>> Start
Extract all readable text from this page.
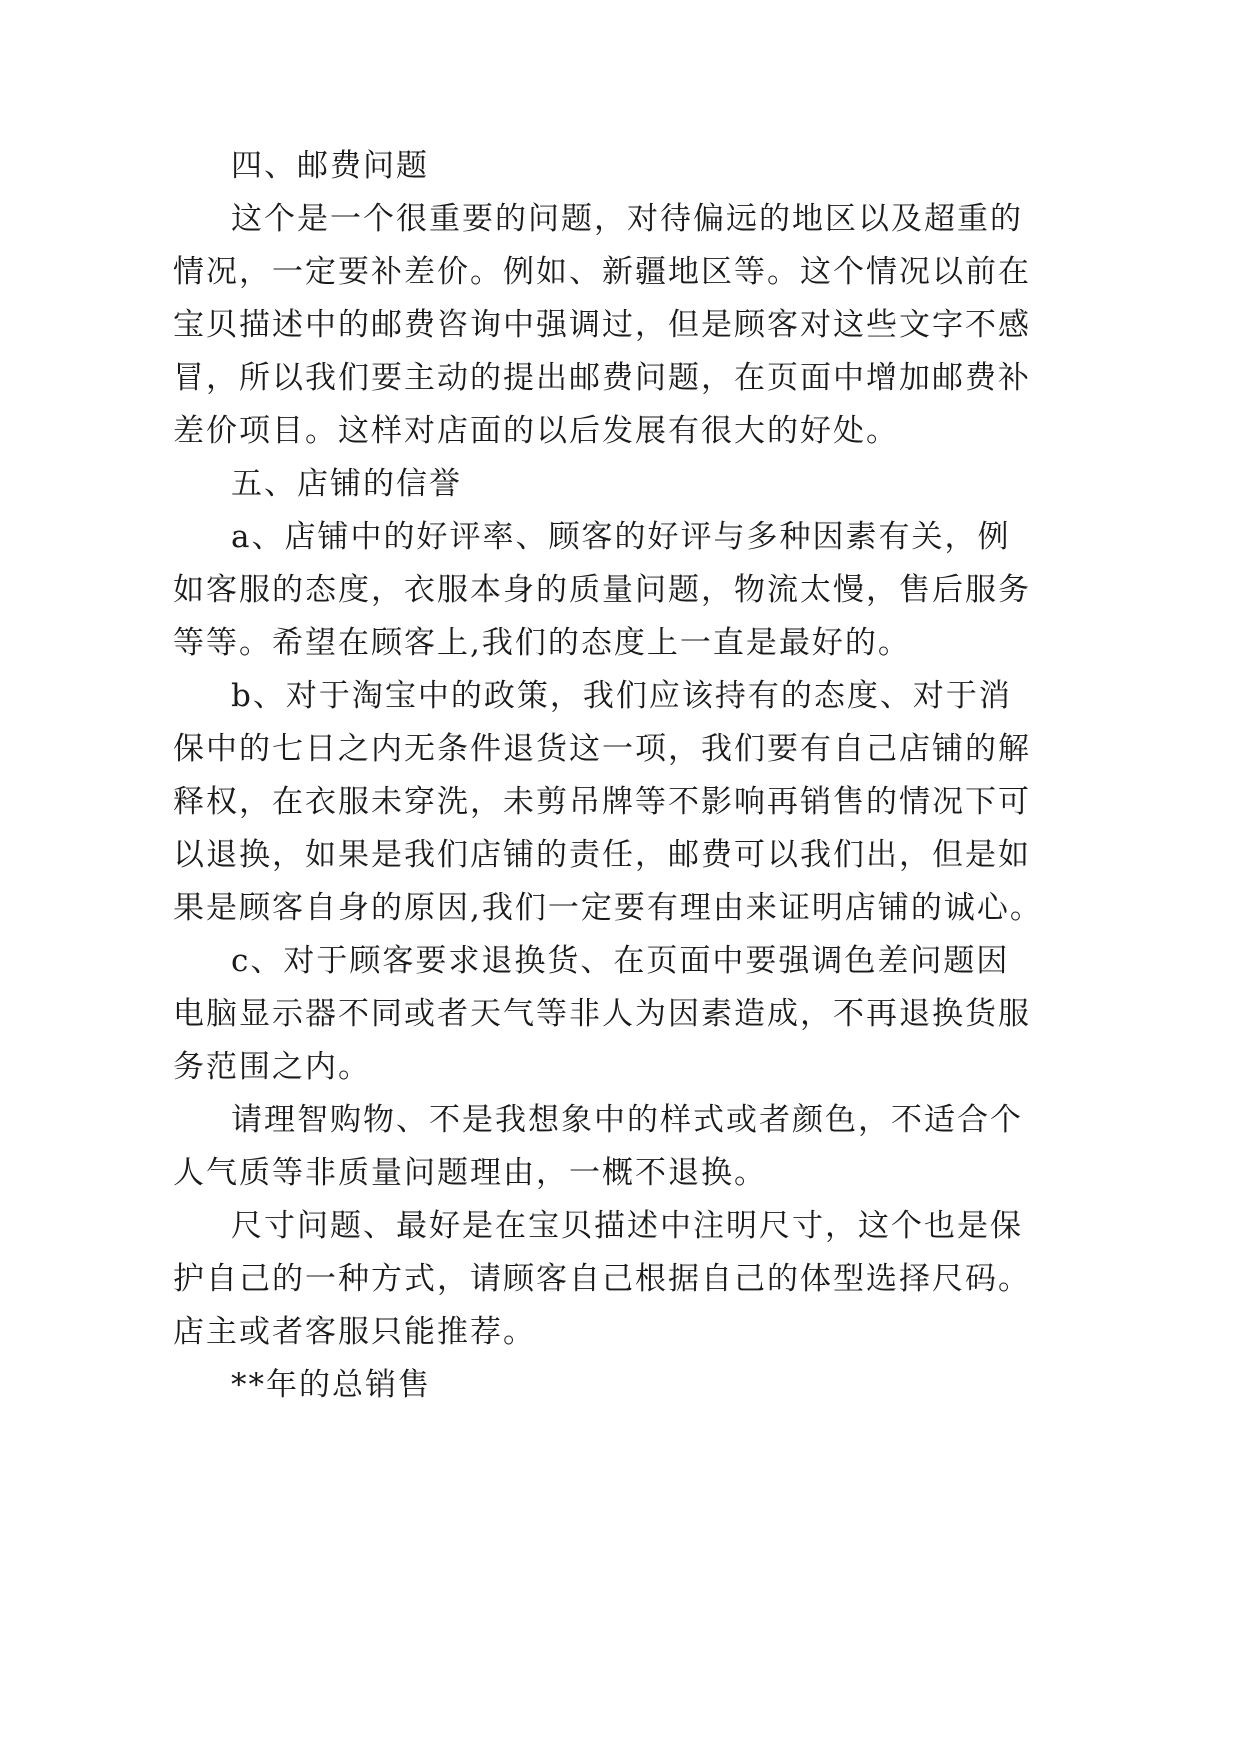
四、邮费问题
这个是一个很重要的问题，对待偏远的地区以及超重的
情况，一定要补差价。例如、新疆地区等。这个情况以前在
宝贝描述中的邮费咨询中强调过，但是顾客对这些文字不感
冒，所以我们要主动的提出邮费问题，在页面中增加邮费补
差价项目。这样对店面的以后发展有很大的好处。
五、店铺的信誉
a、店铺中的好评率、顾客的好评与多种因素有关，例
如客服的态度，衣服本身的质量问题，物流太慢，售后服务
等等。希望在顾客上,我们的态度上一直是最好的。
b、对于淘宝中的政策，我们应该持有的态度、对于消
保中的七日之内无条件退货这一项，我们要有自己店铺的解
释权，在衣服未穿洗，未剪吊牌等不影响再销售的情况下可
以退换，如果是我们店铺的责任，邮费可以我们出，但是如
果是顾客自身的原因,我们一定要有理由来证明店铺的诚心。
c、对于顾客要求退换货、在页面中要强调色差问题因
电脑显示器不同或者天气等非人为因素造成，不再退换货服
务范围之内。
请理智购物、不是我想象中的样式或者颜色，不适合个
人气质等非质量问题理由，一概不退换。
尺寸问题、最好是在宝贝描述中注明尺寸，这个也是保
护自己的一种方式，请顾客自己根据自己的体型选择尺码。
店主或者客服只能推荐。
**年的总销售
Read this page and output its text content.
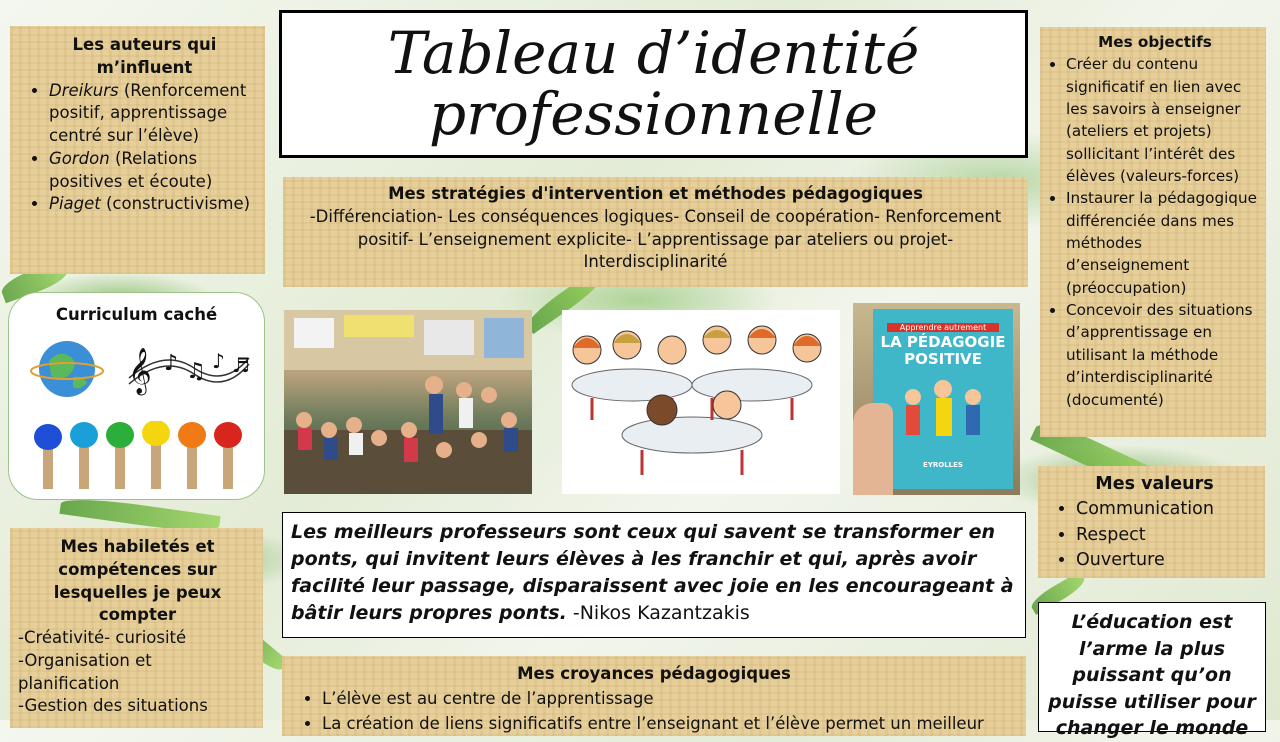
Tableau d’identité
professionnelle
Les auteurs qui m’influent
• Dreikurs (Renforcement positif, apprentissage centré sur l’élève)
• Gordon (Relations positives et écoute)
• Piaget (constructivisme)
Curriculum caché
𝄞 ♪ ♫ ♪ ♬
Mes habiletés et compétences sur lesquelles je peux compter
-Créativité- curiosité
-Organisation et planification
-Gestion des situations
Mes stratégies d'intervention et méthodes pédagogiques
-Différenciation- Les conséquences logiques- Conseil de coopération- Renforcement positif- L’enseignement explicite- L’apprentissage par ateliers ou projet- Interdisciplinarité
Apprendre autrement
LA PÉDAGOGIE
POSITIVE
EYROLLES
Mes objectifs
• Créer du contenu significatif en lien avec les savoirs à enseigner (ateliers et projets) sollicitant l’intérêt des élèves (valeurs-forces)
• Instaurer la pédagogique différenciée dans mes méthodes d’enseignement (préoccupation)
• Concevoir des situations d’apprentissage en utilisant la méthode d’interdisciplinarité (documenté)
Mes valeurs
• Communication
• Respect
• Ouverture
Les meilleurs professeurs sont ceux qui savent se transformer en ponts, qui invitent leurs élèves à les franchir et qui, après avoir facilité leur passage, disparaissent avec joie en les encourageant à bâtir leurs propres ponts. -Nikos Kazantzakis	L’éducation est l’arme la plus puissant qu’on puisse utiliser pour changer le monde
Mes croyances pédagogiques
• L’élève est au centre de l’apprentissage
• La création de liens significatifs entre l’enseignant et l’élève permet un meilleur
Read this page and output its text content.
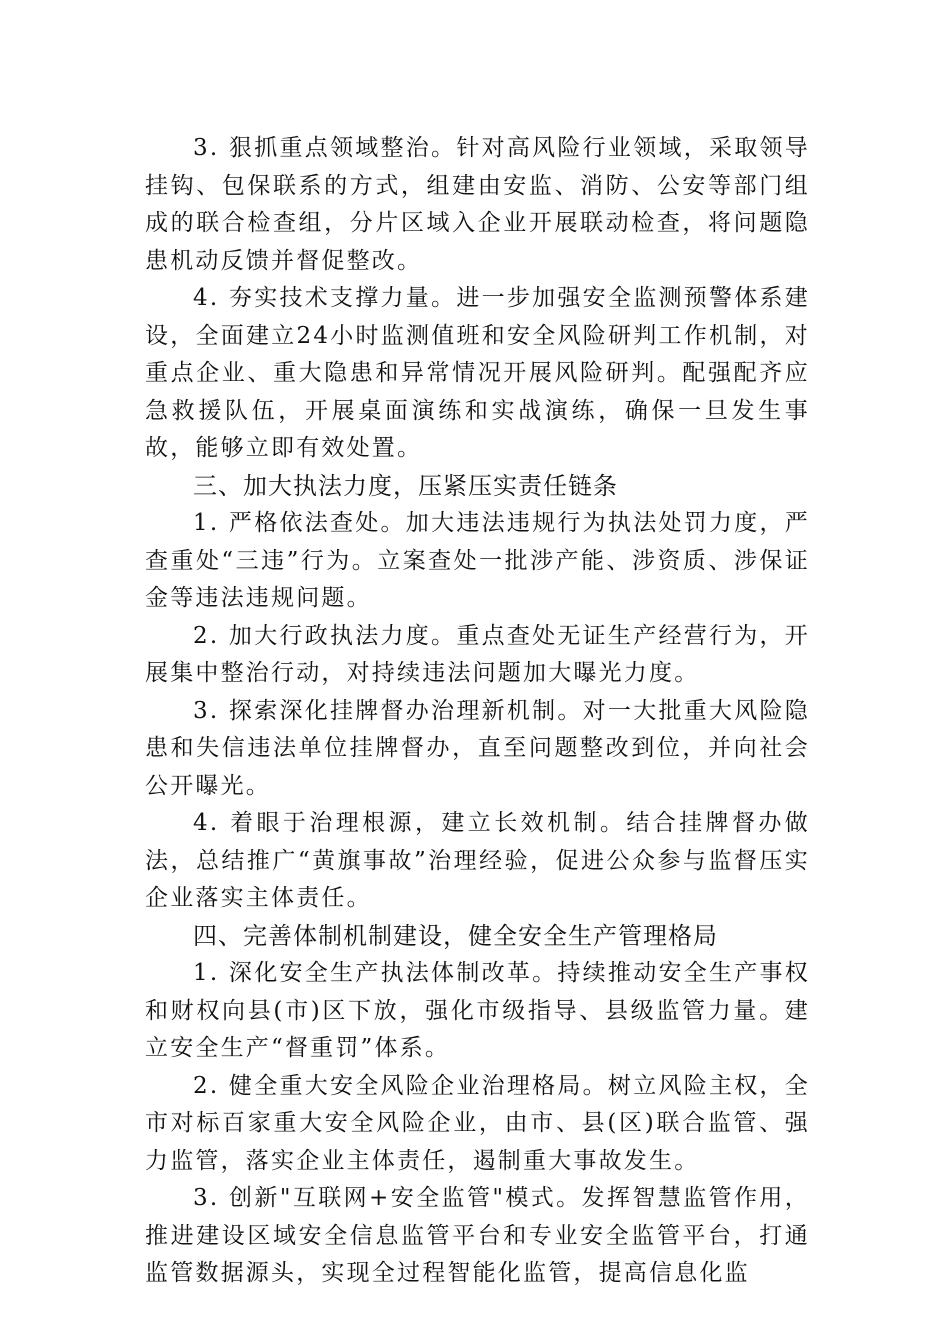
3. 狠抓重点领域整治。针对高风险行业领域，采取领导挂钩、包保联系的方式，组建由安监、消防、公安等部门组成的联合检查组，分片区域入企业开展联动检查，将问题隐患机动反馈并督促整改。

4. 夯实技术支撑力量。进一步加强安全监测预警体系建设，全面建立24小时监测值班和安全风险研判工作机制，对重点企业、重大隐患和异常情况开展风险研判。配强配齐应急救援队伍，开展桌面演练和实战演练，确保一旦发生事故，能够立即有效处置。

三、加大执法力度，压紧压实责任链条

1. 严格依法查处。加大违法违规行为执法处罚力度，严查重处“三违”行为。立案查处一批涉产能、涉资质、涉保证金等违法违规问题。

2. 加大行政执法力度。重点查处无证生产经营行为，开展集中整治行动，对持续违法问题加大曝光力度。

3. 探索深化挂牌督办治理新机制。对一大批重大风险隐患和失信违法单位挂牌督办，直至问题整改到位，并向社会公开曝光。

4. 着眼于治理根源，建立长效机制。结合挂牌督办做法，总结推广“黄旗事故”治理经验，促进公众参与监督压实企业落实主体责任。

四、完善体制机制建设，健全安全生产管理格局

1. 深化安全生产执法体制改革。持续推动安全生产事权和财权向县(市)区下放，强化市级指导、县级监管力量。建立安全生产“督重罚”体系。

2. 健全重大安全风险企业治理格局。树立风险主权，全市对标百家重大安全风险企业，由市、县(区)联合监管、强力监管，落实企业主体责任，遏制重大事故发生。

3. 创新"互联网+安全监管"模式。发挥智慧监管作用，推进建设区域安全信息监管平台和专业安全监管平台，打通监管数据源头，实现全过程智能化监管，提高信息化监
>> End
• [Stated task] Transcribe each entry above exactly, apart from the pictures.

• [Output for this exercise]
Extract all readable text from this page.
四、邮费问题
这个是一个很重要的问题，对待偏远的地区以及超重的
情况，一定要补差价。例如、新疆地区等。这个情况以前在
宝贝描述中的邮费咨询中强调过，但是顾客对这些文字不感
冒，所以我们要主动的提出邮费问题，在页面中增加邮费补
差价项目。这样对店面的以后发展有很大的好处。
五、店铺的信誉
a、店铺中的好评率、顾客的好评与多种因素有关，例
如客服的态度，衣服本身的质量问题，物流太慢，售后服务
等等。希望在顾客上,我们的态度上一直是最好的。
b、对于淘宝中的政策，我们应该持有的态度、对于消
保中的七日之内无条件退货这一项，我们要有自己店铺的解
释权，在衣服未穿洗，未剪吊牌等不影响再销售的情况下可
以退换，如果是我们店铺的责任，邮费可以我们出，但是如
果是顾客自身的原因,我们一定要有理由来证明店铺的诚心。
c、对于顾客要求退换货、在页面中要强调色差问题因
电脑显示器不同或者天气等非人为因素造成，不再退换货服
务范围之内。
请理智购物、不是我想象中的样式或者颜色，不适合个
人气质等非质量问题理由，一概不退换。
尺寸问题、最好是在宝贝描述中注明尺寸，这个也是保
护自己的一种方式，请顾客自己根据自己的体型选择尺码。
店主或者客服只能推荐。
**年的总销售
Read this page and output its text content.
Tableau d’identité
professionnelle
Les auteurs qui m’influent
• Dreikurs (Renforcement positif, apprentissage centré sur l’élève)
• Gordon (Relations positives et écoute)
• Piaget (constructivisme)
Curriculum caché
𝄞 ♪ ♫ ♪ ♬
Mes habiletés et compétences sur lesquelles je peux compter
-Créativité- curiosité
-Organisation et planification
-Gestion des situations
Mes stratégies d'intervention et méthodes pédagogiques
-Différenciation- Les conséquences logiques- Conseil de coopération- Renforcement positif- L’enseignement explicite- L’apprentissage par ateliers ou projet- Interdisciplinarité
Apprendre autrement
LA PÉDAGOGIE
POSITIVE
EYROLLES
Mes objectifs
• Créer du contenu significatif en lien avec les savoirs à enseigner (ateliers et projets) sollicitant l’intérêt des élèves (valeurs-forces)
• Instaurer la pédagogique différenciée dans mes méthodes d’enseignement (préoccupation)
• Concevoir des situations d’apprentissage en utilisant la méthode d’interdisciplinarité (documenté)
Mes valeurs
• Communication
• Respect
• Ouverture
Les meilleurs professeurs sont ceux qui savent se transformer en ponts, qui invitent leurs élèves à les franchir et qui, après avoir facilité leur passage, disparaissent avec joie en les encourageant à bâtir leurs propres ponts. -Nikos Kazantzakis	L’éducation est l’arme la plus puissant qu’on puisse utiliser pour changer le monde
Mes croyances pédagogiques
• L’élève est au centre de l’apprentissage
• La création de liens significatifs entre l’enseignant et l’élève permet un meilleur
Read this page and output its text content.
3. 狠抓重点领域整治。针对高风险行业领域，采取领导挂钩、包保联系的方式，组建由安监、消防、公安等部门组成的联合检查组，分片区域入企业开展联动检查，将问题隐患机动反馈并督促整改。

4. 夯实技术支撑力量。进一步加强安全监测预警体系建设，全面建立24小时监测值班和安全风险研判工作机制，对重点企业、重大隐患和异常情况开展风险研判。配强配齐应急救援队伍，开展桌面演练和实战演练，确保一旦发生事故，能够立即有效处置。

三、加大执法力度，压紧压实责任链条

1. 严格依法查处。加大违法违规行为执法处罚力度，严查重处“三违”行为。立案查处一批涉产能、涉资质、涉保证金等违法违规问题。

2. 加大行政执法力度。重点查处无证生产经营行为，开展集中整治行动，对持续违法问题加大曝光力度。

3. 探索深化挂牌督办治理新机制。对一大批重大风险隐患和失信违法单位挂牌督办，直至问题整改到位，并向社会公开曝光。

4. 着眼于治理根源，建立长效机制。结合挂牌督办做法，总结推广“黄旗事故”治理经验，促进公众参与监督压实企业落实主体责任。

四、完善体制机制建设，健全安全生产管理格局

1. 深化安全生产执法体制改革。持续推动安全生产事权和财权向县(市)区下放，强化市级指导、县级监管力量。建立安全生产“督重罚”体系。

2. 健全重大安全风险企业治理格局。树立风险主权，全市对标百家重大安全风险企业，由市、县(区)联合监管、强力监管，落实企业主体责任，遏制重大事故发生。

3. 创新"互联网+安全监管"模式。发挥智慧监管作用，推进建设区域安全信息监管平台和专业安全监管平台，打通监管数据源头，实现全过程智能化监管，提高信息化监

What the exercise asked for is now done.